───── SUPPLIED MATERIAL ─────

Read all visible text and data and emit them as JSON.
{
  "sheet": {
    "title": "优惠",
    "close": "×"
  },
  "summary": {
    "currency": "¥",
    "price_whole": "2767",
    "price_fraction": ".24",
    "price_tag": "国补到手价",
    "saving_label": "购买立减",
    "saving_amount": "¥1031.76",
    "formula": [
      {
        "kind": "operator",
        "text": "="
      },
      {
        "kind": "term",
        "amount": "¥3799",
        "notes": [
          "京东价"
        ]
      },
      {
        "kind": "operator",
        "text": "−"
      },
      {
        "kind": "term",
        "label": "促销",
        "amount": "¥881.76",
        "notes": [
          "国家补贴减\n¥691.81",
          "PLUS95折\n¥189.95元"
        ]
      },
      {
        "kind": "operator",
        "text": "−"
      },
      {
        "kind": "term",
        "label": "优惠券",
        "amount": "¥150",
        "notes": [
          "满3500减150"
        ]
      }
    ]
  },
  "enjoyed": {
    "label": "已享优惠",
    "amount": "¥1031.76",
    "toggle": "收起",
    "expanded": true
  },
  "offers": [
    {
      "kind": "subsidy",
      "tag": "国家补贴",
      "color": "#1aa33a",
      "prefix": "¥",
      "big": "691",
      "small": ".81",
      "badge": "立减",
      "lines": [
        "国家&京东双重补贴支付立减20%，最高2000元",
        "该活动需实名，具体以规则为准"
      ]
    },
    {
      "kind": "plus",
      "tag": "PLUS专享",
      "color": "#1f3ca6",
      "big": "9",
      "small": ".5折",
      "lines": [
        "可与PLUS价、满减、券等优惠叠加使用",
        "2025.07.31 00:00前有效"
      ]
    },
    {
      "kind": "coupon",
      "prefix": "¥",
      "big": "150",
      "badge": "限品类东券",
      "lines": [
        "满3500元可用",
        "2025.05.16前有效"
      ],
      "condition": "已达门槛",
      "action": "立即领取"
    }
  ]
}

─────

= PROBLEM STATEMENT =
Would you write down every record again, exactly?

= WRITTEN ANSWER =
Read all visible text and data and emit them as JSON.
{
  "sheet": {
    "title": "优惠",
    "close": "×"
  },
  "summary": {
    "currency": "¥",
    "price_whole": "2767",
    "price_fraction": ".24",
    "price_tag": "国补到手价",
    "saving_label": "购买立减",
    "saving_amount": "¥1031.76",
    "formula": [
      {
        "kind": "operator",
        "text": "="
      },
      {
        "kind": "term",
        "amount": "¥3799",
        "notes": [
          "京东价"
        ]
      },
      {
        "kind": "operator",
        "text": "−"
      },
      {
        "kind": "term",
        "label": "促销",
        "amount": "¥881.76",
        "notes": [
          "国家补贴减\n¥691.81",
          "PLUS95折\n¥189.95元"
        ]
      },
      {
        "kind": "operator",
        "text": "−"
      },
      {
        "kind": "term",
        "label": "优惠券",
        "amount": "¥150",
        "notes": [
          "满3500减150"
        ]
      }
    ]
  },
  "enjoyed": {
    "label": "已享优惠",
    "amount": "¥1031.76",
    "toggle": "收起",
    "expanded": true
  },
  "offers": [
    {
      "kind": "subsidy",
      "tag": "国家补贴",
      "color": "#1aa33a",
      "prefix": "¥",
      "big": "691",
      "small": ".81",
      "badge": "立减",
      "lines": [
        "国家&京东双重补贴支付立减20%，最高2000元",
        "该活动需实名，具体以规则为准"
      ]
    },
    {
      "kind": "plus",
      "tag": "PLUS专享",
      "color": "#1f3ca6",
      "big": "9",
      "small": ".5折",
      "lines": [
        "可与PLUS价、满减、券等优惠叠加使用",
        "2025.07.31 00:00前有效"
      ]
    },
    {
      "kind": "coupon",
      "prefix": "¥",
      "big": "150",
      "badge": "限品类东券",
      "lines": [
        "满3500元可用",
        "2025.05.16前有效"
      ],
      "condition": "已达门槛",
      "action": "立即领取"
    }
  ]
}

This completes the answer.